Exercise instructions: Give the number of lines in the records below that include "greater", and nothing more.

Extracted entries:

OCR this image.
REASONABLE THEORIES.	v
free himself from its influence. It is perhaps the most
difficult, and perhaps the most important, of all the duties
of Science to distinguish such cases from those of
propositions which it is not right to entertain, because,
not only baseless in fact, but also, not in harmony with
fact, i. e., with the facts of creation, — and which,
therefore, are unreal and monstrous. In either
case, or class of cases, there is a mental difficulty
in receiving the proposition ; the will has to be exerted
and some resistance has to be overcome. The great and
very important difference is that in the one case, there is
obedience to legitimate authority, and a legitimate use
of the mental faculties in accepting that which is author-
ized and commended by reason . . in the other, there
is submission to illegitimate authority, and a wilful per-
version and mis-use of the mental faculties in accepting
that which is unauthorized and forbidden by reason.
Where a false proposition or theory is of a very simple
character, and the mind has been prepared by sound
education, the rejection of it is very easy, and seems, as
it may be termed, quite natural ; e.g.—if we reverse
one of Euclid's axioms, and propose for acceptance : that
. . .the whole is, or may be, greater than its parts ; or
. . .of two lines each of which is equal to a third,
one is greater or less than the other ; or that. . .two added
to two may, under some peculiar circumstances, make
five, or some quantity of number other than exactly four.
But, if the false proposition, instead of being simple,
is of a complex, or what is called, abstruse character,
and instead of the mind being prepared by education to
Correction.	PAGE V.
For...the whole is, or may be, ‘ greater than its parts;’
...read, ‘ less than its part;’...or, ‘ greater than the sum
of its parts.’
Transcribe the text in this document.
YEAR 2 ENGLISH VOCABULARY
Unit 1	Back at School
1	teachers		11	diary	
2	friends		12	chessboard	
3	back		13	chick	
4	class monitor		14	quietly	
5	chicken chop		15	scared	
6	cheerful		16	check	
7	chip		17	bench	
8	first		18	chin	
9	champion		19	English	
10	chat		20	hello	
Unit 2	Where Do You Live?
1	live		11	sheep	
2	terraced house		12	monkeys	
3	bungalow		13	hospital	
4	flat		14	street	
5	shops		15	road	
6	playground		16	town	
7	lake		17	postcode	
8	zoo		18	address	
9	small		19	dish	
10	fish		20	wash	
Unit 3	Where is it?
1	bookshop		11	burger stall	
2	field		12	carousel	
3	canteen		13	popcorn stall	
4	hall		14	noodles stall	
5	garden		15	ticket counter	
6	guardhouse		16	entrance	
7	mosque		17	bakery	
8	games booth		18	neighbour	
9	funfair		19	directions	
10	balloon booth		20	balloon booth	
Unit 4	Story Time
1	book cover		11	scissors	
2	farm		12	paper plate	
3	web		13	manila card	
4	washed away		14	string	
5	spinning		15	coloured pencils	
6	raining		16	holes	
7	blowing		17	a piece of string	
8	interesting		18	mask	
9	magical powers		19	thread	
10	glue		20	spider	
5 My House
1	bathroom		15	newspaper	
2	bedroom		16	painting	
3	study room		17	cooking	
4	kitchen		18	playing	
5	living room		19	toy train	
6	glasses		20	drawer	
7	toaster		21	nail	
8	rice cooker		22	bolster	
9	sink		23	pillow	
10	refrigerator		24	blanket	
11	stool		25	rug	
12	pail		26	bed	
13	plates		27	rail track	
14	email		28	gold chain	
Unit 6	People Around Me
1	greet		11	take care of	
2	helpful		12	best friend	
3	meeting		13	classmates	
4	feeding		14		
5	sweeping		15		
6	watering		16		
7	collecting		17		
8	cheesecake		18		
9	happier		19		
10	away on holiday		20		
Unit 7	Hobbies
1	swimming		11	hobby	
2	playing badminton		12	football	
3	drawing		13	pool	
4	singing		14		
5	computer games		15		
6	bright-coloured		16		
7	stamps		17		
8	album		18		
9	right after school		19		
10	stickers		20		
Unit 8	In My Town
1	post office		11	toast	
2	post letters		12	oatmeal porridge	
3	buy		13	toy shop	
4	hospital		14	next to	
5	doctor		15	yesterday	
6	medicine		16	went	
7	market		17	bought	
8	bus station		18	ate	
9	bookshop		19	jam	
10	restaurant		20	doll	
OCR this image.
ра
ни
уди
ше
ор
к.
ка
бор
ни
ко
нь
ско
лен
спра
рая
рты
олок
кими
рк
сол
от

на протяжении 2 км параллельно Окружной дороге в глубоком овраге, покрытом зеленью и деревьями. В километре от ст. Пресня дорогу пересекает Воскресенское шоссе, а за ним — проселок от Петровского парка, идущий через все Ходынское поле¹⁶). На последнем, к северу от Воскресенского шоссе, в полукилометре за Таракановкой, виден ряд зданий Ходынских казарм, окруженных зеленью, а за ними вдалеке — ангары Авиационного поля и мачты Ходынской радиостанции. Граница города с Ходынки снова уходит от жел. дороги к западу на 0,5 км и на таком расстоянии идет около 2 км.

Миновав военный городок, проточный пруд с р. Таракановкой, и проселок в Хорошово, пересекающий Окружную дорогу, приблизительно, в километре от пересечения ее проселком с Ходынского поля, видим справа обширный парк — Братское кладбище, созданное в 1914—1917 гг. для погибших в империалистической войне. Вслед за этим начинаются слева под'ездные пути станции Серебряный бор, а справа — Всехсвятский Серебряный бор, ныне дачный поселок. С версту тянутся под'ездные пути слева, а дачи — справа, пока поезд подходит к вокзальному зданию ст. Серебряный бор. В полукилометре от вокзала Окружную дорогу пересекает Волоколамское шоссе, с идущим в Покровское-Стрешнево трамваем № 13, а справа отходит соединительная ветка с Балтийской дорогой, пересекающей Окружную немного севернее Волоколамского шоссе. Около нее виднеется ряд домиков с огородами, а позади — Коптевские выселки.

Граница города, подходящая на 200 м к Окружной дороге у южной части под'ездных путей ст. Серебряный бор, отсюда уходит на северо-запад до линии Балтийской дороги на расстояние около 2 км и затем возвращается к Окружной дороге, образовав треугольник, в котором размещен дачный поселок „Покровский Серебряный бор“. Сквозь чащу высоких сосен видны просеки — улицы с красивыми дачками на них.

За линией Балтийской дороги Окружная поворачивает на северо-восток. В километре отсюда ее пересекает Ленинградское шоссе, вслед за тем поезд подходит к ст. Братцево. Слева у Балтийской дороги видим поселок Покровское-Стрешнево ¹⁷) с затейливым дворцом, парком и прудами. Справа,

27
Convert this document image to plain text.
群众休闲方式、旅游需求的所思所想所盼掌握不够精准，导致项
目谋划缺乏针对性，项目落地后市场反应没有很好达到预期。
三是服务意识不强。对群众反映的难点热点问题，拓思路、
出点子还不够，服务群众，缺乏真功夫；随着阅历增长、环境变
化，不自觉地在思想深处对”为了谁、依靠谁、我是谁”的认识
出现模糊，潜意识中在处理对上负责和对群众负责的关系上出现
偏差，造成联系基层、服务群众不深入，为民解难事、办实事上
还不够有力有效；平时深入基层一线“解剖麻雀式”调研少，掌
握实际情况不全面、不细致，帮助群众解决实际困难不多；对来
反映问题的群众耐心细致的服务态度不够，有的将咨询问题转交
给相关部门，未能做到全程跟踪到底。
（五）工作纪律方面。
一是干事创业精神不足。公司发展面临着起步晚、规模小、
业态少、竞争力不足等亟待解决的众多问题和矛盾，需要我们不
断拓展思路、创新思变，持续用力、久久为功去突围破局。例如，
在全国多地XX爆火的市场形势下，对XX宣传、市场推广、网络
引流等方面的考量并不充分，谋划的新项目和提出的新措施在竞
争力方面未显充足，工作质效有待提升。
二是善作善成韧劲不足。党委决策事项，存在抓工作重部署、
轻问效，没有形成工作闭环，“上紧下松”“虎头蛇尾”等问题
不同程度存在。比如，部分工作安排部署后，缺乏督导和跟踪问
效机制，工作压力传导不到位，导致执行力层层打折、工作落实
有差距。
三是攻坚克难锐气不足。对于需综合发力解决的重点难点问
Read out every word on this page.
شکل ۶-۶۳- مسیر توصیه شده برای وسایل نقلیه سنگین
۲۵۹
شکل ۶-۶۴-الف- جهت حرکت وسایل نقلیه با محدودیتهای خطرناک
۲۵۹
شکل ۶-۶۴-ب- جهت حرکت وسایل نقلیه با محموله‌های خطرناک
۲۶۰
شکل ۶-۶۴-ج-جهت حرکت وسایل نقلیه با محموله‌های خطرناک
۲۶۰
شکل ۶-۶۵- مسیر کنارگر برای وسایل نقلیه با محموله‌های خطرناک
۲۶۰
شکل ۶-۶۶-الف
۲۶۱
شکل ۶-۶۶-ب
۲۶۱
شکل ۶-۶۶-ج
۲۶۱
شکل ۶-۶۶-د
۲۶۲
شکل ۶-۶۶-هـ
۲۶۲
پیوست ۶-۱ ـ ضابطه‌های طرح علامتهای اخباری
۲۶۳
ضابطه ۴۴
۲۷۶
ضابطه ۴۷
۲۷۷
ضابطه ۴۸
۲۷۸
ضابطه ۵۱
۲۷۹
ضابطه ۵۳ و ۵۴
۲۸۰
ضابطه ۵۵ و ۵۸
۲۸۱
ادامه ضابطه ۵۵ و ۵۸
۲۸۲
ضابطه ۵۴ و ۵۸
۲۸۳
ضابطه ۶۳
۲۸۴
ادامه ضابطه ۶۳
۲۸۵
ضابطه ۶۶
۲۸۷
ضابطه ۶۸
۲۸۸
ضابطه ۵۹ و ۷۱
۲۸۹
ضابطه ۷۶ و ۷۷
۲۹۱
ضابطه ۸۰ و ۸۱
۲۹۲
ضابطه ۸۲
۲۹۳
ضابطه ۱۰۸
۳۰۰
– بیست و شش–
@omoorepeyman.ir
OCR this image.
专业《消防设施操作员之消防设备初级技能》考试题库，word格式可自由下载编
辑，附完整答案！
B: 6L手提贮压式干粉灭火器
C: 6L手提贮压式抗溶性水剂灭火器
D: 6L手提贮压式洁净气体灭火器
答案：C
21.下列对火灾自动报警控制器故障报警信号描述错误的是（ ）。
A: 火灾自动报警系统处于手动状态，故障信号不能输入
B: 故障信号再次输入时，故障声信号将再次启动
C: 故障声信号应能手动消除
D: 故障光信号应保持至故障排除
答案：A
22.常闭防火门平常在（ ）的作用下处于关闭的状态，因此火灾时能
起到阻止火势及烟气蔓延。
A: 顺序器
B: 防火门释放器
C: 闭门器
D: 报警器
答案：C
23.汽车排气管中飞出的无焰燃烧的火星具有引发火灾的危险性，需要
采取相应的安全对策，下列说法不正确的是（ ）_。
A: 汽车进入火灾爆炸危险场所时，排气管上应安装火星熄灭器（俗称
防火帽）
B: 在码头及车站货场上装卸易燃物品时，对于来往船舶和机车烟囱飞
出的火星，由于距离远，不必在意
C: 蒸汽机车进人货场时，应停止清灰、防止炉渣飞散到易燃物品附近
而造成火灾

Written answer: 4